> Task details:
Provide an exact transcription of all the records.

> Material for this exercise:
+++

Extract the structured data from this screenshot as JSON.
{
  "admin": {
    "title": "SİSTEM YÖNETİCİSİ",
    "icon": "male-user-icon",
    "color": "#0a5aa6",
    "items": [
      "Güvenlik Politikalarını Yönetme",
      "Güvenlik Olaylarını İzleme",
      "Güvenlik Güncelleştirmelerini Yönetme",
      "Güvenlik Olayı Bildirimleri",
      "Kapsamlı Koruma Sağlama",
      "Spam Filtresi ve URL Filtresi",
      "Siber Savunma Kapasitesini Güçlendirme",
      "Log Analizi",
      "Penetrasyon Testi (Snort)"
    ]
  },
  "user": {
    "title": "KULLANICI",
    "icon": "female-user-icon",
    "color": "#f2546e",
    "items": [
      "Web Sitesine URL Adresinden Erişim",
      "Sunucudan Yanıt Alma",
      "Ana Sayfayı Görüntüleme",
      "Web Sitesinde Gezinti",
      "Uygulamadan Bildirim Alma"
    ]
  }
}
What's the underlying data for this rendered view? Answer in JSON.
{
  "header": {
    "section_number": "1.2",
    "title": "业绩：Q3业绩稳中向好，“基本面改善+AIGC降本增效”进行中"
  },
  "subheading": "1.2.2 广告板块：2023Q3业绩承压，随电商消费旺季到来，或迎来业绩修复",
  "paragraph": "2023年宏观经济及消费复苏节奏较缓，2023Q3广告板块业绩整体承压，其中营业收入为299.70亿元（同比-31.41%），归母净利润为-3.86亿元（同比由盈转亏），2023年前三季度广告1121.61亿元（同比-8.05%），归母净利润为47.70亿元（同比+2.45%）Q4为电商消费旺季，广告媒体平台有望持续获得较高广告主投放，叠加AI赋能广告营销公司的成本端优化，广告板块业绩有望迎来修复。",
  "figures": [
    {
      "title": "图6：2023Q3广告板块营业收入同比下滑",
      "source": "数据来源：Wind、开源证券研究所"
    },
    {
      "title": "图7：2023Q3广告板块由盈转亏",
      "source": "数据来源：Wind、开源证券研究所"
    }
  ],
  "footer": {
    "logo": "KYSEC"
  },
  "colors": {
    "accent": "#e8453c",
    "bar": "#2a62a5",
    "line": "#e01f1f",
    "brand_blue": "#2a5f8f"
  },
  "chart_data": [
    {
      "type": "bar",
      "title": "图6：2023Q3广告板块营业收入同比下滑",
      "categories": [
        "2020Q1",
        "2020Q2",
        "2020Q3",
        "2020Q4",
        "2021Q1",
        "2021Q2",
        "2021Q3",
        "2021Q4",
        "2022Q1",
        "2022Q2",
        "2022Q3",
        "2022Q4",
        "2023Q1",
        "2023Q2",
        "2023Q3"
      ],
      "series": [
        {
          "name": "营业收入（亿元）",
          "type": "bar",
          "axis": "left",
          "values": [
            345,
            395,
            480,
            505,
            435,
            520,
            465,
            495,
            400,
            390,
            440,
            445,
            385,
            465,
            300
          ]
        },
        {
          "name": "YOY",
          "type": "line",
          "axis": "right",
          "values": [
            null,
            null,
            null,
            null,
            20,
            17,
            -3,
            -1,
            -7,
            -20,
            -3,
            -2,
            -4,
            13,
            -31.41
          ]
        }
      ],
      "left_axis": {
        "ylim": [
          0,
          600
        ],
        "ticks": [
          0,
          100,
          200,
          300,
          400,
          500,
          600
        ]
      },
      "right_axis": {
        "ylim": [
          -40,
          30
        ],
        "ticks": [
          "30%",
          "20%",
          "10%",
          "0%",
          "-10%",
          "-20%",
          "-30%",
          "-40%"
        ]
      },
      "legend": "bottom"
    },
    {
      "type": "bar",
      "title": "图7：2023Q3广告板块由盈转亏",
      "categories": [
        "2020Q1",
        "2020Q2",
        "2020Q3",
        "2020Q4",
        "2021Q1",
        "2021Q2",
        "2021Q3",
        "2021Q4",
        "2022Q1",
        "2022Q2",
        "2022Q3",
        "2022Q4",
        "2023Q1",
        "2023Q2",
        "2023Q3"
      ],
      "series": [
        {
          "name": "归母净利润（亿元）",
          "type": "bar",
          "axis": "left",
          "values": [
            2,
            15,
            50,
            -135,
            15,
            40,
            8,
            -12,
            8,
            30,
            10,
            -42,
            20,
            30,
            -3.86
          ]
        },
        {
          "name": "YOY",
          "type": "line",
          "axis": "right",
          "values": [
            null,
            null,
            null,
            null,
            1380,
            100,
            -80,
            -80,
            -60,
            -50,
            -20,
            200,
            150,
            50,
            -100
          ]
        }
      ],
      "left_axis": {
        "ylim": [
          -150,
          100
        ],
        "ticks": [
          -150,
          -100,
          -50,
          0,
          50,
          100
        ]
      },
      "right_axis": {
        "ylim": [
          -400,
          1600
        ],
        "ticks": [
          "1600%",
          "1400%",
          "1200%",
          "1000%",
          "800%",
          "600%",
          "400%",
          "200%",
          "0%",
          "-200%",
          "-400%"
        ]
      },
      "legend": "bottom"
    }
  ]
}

+++

> Solution to the exercise:
Extract the structured data from this screenshot as JSON.
{
  "admin": {
    "title": "SİSTEM YÖNETİCİSİ",
    "icon": "male-user-icon",
    "color": "#0a5aa6",
    "items": [
      "Güvenlik Politikalarını Yönetme",
      "Güvenlik Olaylarını İzleme",
      "Güvenlik Güncelleştirmelerini Yönetme",
      "Güvenlik Olayı Bildirimleri",
      "Kapsamlı Koruma Sağlama",
      "Spam Filtresi ve URL Filtresi",
      "Siber Savunma Kapasitesini Güçlendirme",
      "Log Analizi",
      "Penetrasyon Testi (Snort)"
    ]
  },
  "user": {
    "title": "KULLANICI",
    "icon": "female-user-icon",
    "color": "#f2546e",
    "items": [
      "Web Sitesine URL Adresinden Erişim",
      "Sunucudan Yanıt Alma",
      "Ana Sayfayı Görüntüleme",
      "Web Sitesinde Gezinti",
      "Uygulamadan Bildirim Alma"
    ]
  }
}
What's the underlying data for this rendered view? Answer in JSON.
{
  "header": {
    "section_number": "1.2",
    "title": "业绩：Q3业绩稳中向好，“基本面改善+AIGC降本增效”进行中"
  },
  "subheading": "1.2.2 广告板块：2023Q3业绩承压，随电商消费旺季到来，或迎来业绩修复",
  "paragraph": "2023年宏观经济及消费复苏节奏较缓，2023Q3广告板块业绩整体承压，其中营业收入为299.70亿元（同比-31.41%），归母净利润为-3.86亿元（同比由盈转亏），2023年前三季度广告1121.61亿元（同比-8.05%），归母净利润为47.70亿元（同比+2.45%）Q4为电商消费旺季，广告媒体平台有望持续获得较高广告主投放，叠加AI赋能广告营销公司的成本端优化，广告板块业绩有望迎来修复。",
  "figures": [
    {
      "title": "图6：2023Q3广告板块营业收入同比下滑",
      "source": "数据来源：Wind、开源证券研究所"
    },
    {
      "title": "图7：2023Q3广告板块由盈转亏",
      "source": "数据来源：Wind、开源证券研究所"
    }
  ],
  "footer": {
    "logo": "KYSEC"
  },
  "colors": {
    "accent": "#e8453c",
    "bar": "#2a62a5",
    "line": "#e01f1f",
    "brand_blue": "#2a5f8f"
  },
  "chart_data": [
    {
      "type": "bar",
      "title": "图6：2023Q3广告板块营业收入同比下滑",
      "categories": [
        "2020Q1",
        "2020Q2",
        "2020Q3",
        "2020Q4",
        "2021Q1",
        "2021Q2",
        "2021Q3",
        "2021Q4",
        "2022Q1",
        "2022Q2",
        "2022Q3",
        "2022Q4",
        "2023Q1",
        "2023Q2",
        "2023Q3"
      ],
      "series": [
        {
          "name": "营业收入（亿元）",
          "type": "bar",
          "axis": "left",
          "values": [
            345,
            395,
            480,
            505,
            435,
            520,
            465,
            495,
            400,
            390,
            440,
            445,
            385,
            465,
            300
          ]
        },
        {
          "name": "YOY",
          "type": "line",
          "axis": "right",
          "values": [
            null,
            null,
            null,
            null,
            20,
            17,
            -3,
            -1,
            -7,
            -20,
            -3,
            -2,
            -4,
            13,
            -31.41
          ]
        }
      ],
      "left_axis": {
        "ylim": [
          0,
          600
        ],
        "ticks": [
          0,
          100,
          200,
          300,
          400,
          500,
          600
        ]
      },
      "right_axis": {
        "ylim": [
          -40,
          30
        ],
        "ticks": [
          "30%",
          "20%",
          "10%",
          "0%",
          "-10%",
          "-20%",
          "-30%",
          "-40%"
        ]
      },
      "legend": "bottom"
    },
    {
      "type": "bar",
      "title": "图7：2023Q3广告板块由盈转亏",
      "categories": [
        "2020Q1",
        "2020Q2",
        "2020Q3",
        "2020Q4",
        "2021Q1",
        "2021Q2",
        "2021Q3",
        "2021Q4",
        "2022Q1",
        "2022Q2",
        "2022Q3",
        "2022Q4",
        "2023Q1",
        "2023Q2",
        "2023Q3"
      ],
      "series": [
        {
          "name": "归母净利润（亿元）",
          "type": "bar",
          "axis": "left",
          "values": [
            2,
            15,
            50,
            -135,
            15,
            40,
            8,
            -12,
            8,
            30,
            10,
            -42,
            20,
            30,
            -3.86
          ]
        },
        {
          "name": "YOY",
          "type": "line",
          "axis": "right",
          "values": [
            null,
            null,
            null,
            null,
            1380,
            100,
            -80,
            -80,
            -60,
            -50,
            -20,
            200,
            150,
            50,
            -100
          ]
        }
      ],
      "left_axis": {
        "ylim": [
          -150,
          100
        ],
        "ticks": [
          -150,
          -100,
          -50,
          0,
          50,
          100
        ]
      },
      "right_axis": {
        "ylim": [
          -400,
          1600
        ],
        "ticks": [
          "1600%",
          "1400%",
          "1200%",
          "1000%",
          "800%",
          "600%",
          "400%",
          "200%",
          "0%",
          "-200%",
          "-400%"
        ]
      },
      "legend": "bottom"
    }
  ]
}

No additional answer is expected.